#### EXERCISE MATERIAL ####

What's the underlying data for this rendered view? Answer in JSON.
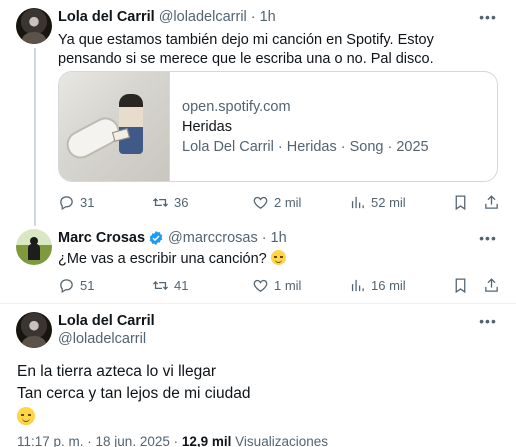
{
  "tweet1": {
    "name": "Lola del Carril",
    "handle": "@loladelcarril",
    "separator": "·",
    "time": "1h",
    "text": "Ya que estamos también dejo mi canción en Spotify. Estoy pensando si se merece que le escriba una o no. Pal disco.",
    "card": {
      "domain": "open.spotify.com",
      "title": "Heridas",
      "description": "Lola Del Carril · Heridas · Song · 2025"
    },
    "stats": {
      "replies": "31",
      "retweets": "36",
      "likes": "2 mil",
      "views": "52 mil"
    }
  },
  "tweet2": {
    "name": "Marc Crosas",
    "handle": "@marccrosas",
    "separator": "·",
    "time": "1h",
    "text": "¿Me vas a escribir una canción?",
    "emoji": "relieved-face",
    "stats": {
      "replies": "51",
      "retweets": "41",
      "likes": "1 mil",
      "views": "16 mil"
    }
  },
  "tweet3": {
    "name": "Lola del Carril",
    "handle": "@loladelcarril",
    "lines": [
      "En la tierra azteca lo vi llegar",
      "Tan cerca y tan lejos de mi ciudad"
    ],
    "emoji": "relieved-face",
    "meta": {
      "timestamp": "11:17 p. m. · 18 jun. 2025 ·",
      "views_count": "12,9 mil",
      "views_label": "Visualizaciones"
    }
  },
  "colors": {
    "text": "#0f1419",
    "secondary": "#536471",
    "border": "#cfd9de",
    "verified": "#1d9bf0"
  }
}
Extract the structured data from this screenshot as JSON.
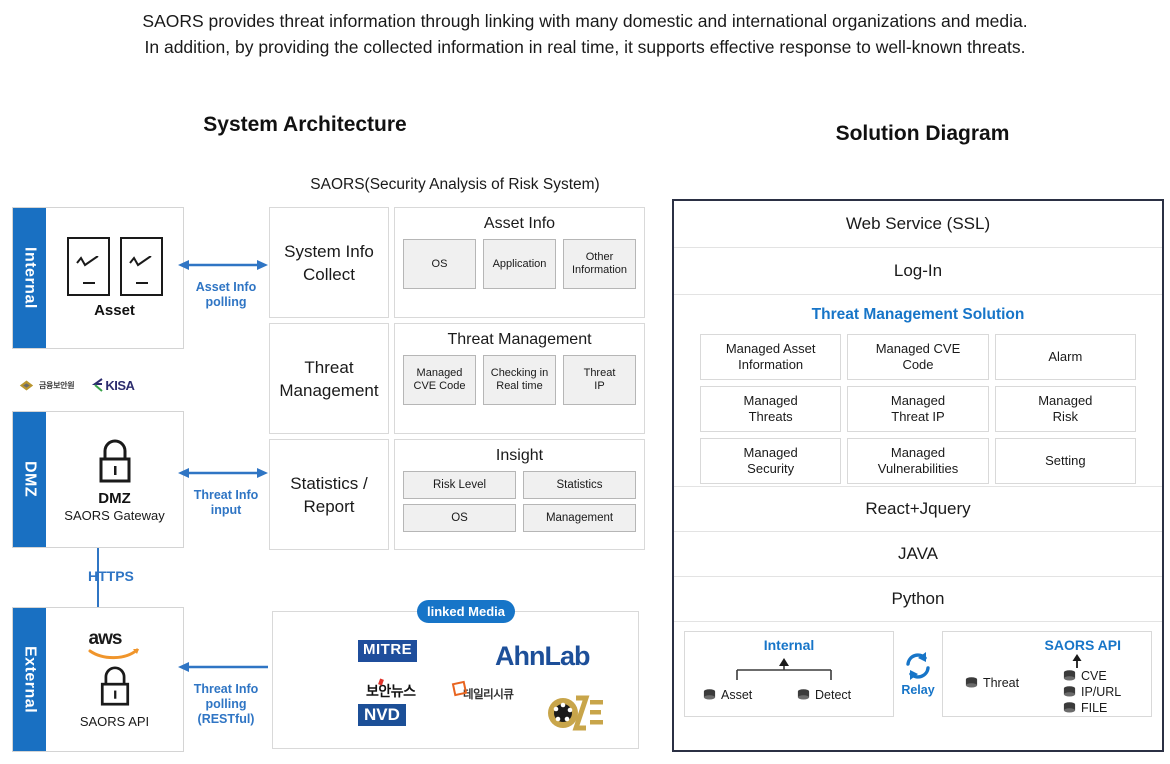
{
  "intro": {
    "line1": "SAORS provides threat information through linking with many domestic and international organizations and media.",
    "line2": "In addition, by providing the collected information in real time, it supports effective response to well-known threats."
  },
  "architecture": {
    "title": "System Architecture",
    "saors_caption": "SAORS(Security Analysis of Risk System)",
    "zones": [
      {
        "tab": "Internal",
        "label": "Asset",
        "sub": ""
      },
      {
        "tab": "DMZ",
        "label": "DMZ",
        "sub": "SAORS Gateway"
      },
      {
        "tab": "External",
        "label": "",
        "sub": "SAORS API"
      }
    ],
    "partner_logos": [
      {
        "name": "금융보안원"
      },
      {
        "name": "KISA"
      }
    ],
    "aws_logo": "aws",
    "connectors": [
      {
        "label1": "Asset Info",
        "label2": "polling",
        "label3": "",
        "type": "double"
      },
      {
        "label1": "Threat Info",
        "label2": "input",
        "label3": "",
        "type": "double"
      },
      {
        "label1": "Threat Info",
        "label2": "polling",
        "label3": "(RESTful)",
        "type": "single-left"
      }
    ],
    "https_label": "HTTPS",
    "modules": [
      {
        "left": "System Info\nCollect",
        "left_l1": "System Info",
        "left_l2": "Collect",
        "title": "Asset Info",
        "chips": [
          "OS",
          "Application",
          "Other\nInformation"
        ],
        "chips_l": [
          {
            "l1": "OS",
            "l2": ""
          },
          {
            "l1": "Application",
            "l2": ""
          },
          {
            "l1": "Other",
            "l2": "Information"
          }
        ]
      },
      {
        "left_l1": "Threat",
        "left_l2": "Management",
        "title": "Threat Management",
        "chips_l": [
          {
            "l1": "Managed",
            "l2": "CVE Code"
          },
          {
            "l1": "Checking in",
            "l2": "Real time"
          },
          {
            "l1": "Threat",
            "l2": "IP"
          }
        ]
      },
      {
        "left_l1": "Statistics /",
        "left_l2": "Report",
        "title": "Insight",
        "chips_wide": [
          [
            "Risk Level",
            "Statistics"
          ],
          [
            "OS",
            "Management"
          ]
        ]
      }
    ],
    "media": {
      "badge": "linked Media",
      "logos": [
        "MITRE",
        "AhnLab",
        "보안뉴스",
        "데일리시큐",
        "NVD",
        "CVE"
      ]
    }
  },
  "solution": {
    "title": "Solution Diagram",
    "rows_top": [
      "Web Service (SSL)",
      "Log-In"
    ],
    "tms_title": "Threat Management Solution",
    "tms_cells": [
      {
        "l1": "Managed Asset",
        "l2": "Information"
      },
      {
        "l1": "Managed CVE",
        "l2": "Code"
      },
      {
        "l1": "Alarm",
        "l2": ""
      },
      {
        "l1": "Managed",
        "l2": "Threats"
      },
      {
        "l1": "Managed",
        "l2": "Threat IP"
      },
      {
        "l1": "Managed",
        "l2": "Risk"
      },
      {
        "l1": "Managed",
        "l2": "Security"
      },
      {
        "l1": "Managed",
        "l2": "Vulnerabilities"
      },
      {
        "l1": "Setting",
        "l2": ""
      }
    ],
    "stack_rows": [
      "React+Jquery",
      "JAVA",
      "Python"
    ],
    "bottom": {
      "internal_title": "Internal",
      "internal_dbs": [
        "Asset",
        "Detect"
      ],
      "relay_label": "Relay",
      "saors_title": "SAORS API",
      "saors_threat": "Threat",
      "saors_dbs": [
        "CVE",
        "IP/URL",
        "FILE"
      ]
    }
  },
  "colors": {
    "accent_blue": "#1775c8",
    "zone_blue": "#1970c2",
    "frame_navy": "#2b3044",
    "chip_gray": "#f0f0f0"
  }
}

####
#### EXERCISE MATERIAL ####

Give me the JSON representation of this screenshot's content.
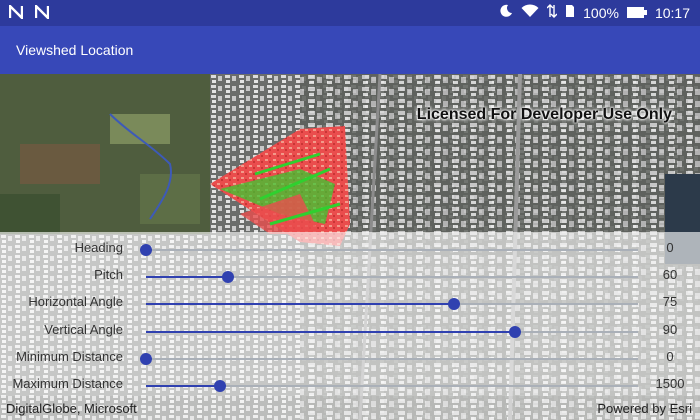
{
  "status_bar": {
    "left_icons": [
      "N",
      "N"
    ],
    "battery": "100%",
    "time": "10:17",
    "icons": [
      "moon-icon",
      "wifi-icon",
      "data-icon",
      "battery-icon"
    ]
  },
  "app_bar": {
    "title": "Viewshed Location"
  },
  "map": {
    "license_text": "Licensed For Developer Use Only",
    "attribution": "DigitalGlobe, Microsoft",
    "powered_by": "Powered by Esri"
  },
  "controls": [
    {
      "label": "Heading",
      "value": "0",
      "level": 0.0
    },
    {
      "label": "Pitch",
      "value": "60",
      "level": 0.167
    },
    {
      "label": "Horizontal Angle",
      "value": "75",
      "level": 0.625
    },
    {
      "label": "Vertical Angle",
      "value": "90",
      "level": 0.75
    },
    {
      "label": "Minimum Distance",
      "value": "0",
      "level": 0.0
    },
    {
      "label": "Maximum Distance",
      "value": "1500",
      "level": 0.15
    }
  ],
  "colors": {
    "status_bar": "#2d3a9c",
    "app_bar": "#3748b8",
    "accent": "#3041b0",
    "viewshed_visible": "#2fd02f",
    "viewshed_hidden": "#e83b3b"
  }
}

####
#### EXERCISE MATERIAL ####

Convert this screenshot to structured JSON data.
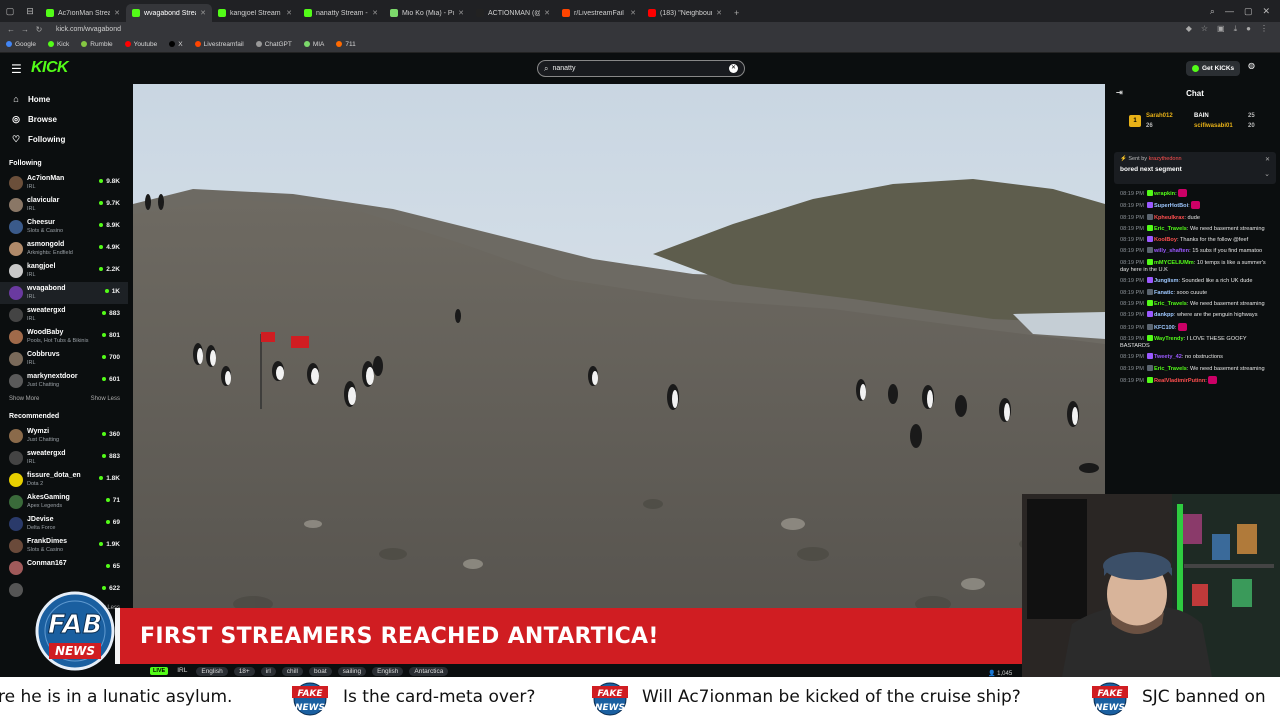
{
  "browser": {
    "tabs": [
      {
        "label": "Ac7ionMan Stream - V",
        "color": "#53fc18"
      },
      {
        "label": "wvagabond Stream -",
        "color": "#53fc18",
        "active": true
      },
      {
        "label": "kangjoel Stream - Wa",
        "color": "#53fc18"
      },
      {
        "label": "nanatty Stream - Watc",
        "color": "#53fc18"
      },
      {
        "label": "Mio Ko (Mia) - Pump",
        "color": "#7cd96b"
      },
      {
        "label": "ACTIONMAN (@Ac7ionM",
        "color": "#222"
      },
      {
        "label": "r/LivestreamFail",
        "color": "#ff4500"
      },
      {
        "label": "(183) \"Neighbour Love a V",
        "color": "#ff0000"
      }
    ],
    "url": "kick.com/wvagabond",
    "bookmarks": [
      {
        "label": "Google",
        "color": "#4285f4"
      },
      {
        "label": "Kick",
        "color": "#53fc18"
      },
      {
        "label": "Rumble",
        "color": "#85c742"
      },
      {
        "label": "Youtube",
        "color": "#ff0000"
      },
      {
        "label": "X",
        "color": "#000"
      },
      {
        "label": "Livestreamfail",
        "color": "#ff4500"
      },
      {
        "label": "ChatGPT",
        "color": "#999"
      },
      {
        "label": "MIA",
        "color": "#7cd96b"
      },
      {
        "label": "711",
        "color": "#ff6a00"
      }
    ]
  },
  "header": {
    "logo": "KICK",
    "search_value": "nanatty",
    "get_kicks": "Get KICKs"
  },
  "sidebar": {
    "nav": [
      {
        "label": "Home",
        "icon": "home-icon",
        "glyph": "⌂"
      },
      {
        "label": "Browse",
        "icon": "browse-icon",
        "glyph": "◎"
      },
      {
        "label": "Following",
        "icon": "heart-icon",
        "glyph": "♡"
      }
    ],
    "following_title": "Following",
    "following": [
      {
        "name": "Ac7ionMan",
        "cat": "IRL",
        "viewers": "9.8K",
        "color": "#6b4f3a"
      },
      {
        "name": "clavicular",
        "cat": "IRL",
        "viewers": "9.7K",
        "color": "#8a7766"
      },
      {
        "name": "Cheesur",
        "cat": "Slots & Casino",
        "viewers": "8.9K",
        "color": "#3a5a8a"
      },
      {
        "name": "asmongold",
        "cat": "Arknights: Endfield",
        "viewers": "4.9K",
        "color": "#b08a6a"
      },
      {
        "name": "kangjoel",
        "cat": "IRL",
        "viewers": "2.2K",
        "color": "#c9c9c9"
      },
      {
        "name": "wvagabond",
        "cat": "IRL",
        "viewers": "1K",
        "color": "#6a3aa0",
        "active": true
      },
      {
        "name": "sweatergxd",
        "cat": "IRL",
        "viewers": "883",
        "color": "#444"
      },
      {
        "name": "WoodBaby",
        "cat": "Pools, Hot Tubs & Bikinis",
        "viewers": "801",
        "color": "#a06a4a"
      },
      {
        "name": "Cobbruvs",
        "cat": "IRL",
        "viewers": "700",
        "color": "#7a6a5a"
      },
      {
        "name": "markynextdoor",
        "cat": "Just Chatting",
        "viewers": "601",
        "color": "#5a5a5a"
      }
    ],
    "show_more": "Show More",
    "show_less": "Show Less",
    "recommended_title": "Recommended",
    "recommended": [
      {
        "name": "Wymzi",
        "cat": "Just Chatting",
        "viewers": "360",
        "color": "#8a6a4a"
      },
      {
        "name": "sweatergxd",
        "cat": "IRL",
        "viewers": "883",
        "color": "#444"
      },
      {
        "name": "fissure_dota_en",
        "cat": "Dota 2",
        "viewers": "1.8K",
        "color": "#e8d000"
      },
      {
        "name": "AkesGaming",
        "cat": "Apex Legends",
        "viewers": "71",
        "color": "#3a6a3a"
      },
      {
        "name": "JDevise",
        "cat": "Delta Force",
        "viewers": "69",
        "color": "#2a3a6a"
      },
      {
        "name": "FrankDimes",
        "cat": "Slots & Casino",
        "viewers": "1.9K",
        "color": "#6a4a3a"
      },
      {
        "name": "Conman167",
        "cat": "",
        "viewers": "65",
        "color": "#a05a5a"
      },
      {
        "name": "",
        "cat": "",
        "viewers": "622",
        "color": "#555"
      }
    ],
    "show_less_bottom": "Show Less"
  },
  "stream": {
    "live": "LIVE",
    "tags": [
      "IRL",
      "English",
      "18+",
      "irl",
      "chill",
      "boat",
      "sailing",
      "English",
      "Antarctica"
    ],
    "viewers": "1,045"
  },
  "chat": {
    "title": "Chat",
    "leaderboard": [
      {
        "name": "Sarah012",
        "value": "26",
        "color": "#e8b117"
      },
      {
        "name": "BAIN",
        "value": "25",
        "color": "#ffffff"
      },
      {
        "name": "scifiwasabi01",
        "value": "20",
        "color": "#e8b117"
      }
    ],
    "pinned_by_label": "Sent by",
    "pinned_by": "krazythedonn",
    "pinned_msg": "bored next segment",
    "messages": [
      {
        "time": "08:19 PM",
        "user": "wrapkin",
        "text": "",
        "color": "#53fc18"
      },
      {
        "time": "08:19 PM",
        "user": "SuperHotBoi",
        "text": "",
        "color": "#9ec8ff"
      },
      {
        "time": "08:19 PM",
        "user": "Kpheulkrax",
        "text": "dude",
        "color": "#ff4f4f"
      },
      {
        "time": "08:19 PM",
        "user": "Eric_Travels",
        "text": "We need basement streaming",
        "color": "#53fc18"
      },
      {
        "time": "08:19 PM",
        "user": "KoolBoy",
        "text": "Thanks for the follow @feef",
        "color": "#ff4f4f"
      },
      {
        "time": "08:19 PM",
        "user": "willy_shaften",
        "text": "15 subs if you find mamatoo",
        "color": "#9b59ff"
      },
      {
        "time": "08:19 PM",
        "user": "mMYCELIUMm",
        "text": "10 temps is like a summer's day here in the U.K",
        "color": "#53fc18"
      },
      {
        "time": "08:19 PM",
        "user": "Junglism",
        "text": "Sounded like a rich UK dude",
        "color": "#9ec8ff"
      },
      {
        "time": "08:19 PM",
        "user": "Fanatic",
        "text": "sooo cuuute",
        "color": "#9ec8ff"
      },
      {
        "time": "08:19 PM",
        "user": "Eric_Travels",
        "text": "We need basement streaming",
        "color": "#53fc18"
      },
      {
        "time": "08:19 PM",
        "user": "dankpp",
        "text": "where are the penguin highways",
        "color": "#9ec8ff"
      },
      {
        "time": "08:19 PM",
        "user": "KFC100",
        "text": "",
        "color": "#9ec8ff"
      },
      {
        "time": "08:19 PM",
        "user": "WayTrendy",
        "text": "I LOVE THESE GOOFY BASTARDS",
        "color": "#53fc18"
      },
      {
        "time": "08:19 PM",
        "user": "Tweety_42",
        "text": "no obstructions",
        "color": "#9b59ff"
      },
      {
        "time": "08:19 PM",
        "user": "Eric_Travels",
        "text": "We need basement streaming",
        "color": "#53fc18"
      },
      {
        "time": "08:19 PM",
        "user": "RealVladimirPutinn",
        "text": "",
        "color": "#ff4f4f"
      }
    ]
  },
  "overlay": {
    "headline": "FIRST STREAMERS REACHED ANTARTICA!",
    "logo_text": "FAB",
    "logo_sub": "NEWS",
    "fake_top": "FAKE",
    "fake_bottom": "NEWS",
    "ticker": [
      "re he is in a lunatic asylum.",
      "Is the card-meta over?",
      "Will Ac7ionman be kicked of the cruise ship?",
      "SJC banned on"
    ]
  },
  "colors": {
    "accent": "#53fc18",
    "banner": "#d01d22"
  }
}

####

EXERCISE: Identify each line of the material where the word "Distance" shows up, and copy it.

SOLUTION TO THE PROBLEM:
      "label": "Minimum Distance",
      "label": "Maximum Distance",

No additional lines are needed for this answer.